§ What the exercise asks: Exactly reproduce the lines that follow.

§ Data entries:
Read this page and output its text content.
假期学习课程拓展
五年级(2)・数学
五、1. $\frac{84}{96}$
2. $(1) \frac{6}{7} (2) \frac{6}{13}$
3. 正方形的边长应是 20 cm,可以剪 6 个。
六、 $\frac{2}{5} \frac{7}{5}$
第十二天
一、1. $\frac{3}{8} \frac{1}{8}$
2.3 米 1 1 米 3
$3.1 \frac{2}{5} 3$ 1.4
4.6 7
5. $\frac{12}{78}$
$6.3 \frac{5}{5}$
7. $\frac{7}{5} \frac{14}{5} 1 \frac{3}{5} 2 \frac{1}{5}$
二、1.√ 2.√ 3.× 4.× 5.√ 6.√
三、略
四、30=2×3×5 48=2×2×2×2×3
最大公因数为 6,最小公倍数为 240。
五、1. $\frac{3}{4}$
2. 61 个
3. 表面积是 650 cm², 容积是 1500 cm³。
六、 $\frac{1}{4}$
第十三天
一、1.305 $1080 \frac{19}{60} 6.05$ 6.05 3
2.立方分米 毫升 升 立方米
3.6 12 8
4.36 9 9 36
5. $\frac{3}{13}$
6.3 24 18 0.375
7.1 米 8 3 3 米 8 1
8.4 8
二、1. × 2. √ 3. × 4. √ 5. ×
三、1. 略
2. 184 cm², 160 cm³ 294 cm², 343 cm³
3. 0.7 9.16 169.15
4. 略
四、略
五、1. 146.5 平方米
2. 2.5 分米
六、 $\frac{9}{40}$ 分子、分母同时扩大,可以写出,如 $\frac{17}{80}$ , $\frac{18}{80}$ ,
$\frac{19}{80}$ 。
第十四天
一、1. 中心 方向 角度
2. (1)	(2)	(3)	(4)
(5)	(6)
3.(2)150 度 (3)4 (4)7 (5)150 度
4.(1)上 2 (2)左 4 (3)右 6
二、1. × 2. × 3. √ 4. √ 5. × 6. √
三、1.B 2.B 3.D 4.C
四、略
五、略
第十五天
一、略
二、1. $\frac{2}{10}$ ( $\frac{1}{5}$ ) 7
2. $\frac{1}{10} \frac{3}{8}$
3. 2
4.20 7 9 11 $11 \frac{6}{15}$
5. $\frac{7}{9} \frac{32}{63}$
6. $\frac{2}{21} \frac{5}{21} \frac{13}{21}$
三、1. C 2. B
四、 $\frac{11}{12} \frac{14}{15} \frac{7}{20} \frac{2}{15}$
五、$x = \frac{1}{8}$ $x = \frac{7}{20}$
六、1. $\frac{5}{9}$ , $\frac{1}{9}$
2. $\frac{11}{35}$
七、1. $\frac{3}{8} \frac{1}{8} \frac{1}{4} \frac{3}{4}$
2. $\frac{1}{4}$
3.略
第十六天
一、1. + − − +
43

§ Full solution:
Read this page and output its text content.
假期学习课程拓展
五年级(2)・数学
五、1. $\frac{84}{96}$
2. $(1) \frac{6}{7} (2) \frac{6}{13}$
3. 正方形的边长应是 20 cm,可以剪 6 个。
六、 $\frac{2}{5} \frac{7}{5}$
第十二天
一、1. $\frac{3}{8} \frac{1}{8}$
2.3 米 1 1 米 3
$3.1 \frac{2}{5} 3$ 1.4
4.6 7
5. $\frac{12}{78}$
$6.3 \frac{5}{5}$
7. $\frac{7}{5} \frac{14}{5} 1 \frac{3}{5} 2 \frac{1}{5}$
二、1.√ 2.√ 3.× 4.× 5.√ 6.√
三、略
四、30=2×3×5 48=2×2×2×2×3
最大公因数为 6,最小公倍数为 240。
五、1. $\frac{3}{4}$
2. 61 个
3. 表面积是 650 cm², 容积是 1500 cm³。
六、 $\frac{1}{4}$
第十三天
一、1.305 $1080 \frac{19}{60} 6.05$ 6.05 3
2.立方分米 毫升 升 立方米
3.6 12 8
4.36 9 9 36
5. $\frac{3}{13}$
6.3 24 18 0.375
7.1 米 8 3 3 米 8 1
8.4 8
二、1. × 2. √ 3. × 4. √ 5. ×
三、1. 略
2. 184 cm², 160 cm³ 294 cm², 343 cm³
3. 0.7 9.16 169.15
4. 略
四、略
五、1. 146.5 平方米
2. 2.5 分米
六、 $\frac{9}{40}$ 分子、分母同时扩大,可以写出,如 $\frac{17}{80}$ , $\frac{18}{80}$ ,
$\frac{19}{80}$ 。
第十四天
一、1. 中心 方向 角度
2. (1)	(2)	(3)	(4)
(5)	(6)
3.(2)150 度 (3)4 (4)7 (5)150 度
4.(1)上 2 (2)左 4 (3)右 6
二、1. × 2. × 3. √ 4. √ 5. × 6. √
三、1.B 2.B 3.D 4.C
四、略
五、略
第十五天
一、略
二、1. $\frac{2}{10}$ ( $\frac{1}{5}$ ) 7
2. $\frac{1}{10} \frac{3}{8}$
3. 2
4.20 7 9 11 $11 \frac{6}{15}$
5. $\frac{7}{9} \frac{32}{63}$
6. $\frac{2}{21} \frac{5}{21} \frac{13}{21}$
三、1. C 2. B
四、 $\frac{11}{12} \frac{14}{15} \frac{7}{20} \frac{2}{15}$
五、$x = \frac{1}{8}$ $x = \frac{7}{20}$
六、1. $\frac{5}{9}$ , $\frac{1}{9}$
2. $\frac{11}{35}$
七、1. $\frac{3}{8} \frac{1}{8} \frac{1}{4} \frac{3}{4}$
2. $\frac{1}{4}$
3.略
第十六天
一、1. + − − +
43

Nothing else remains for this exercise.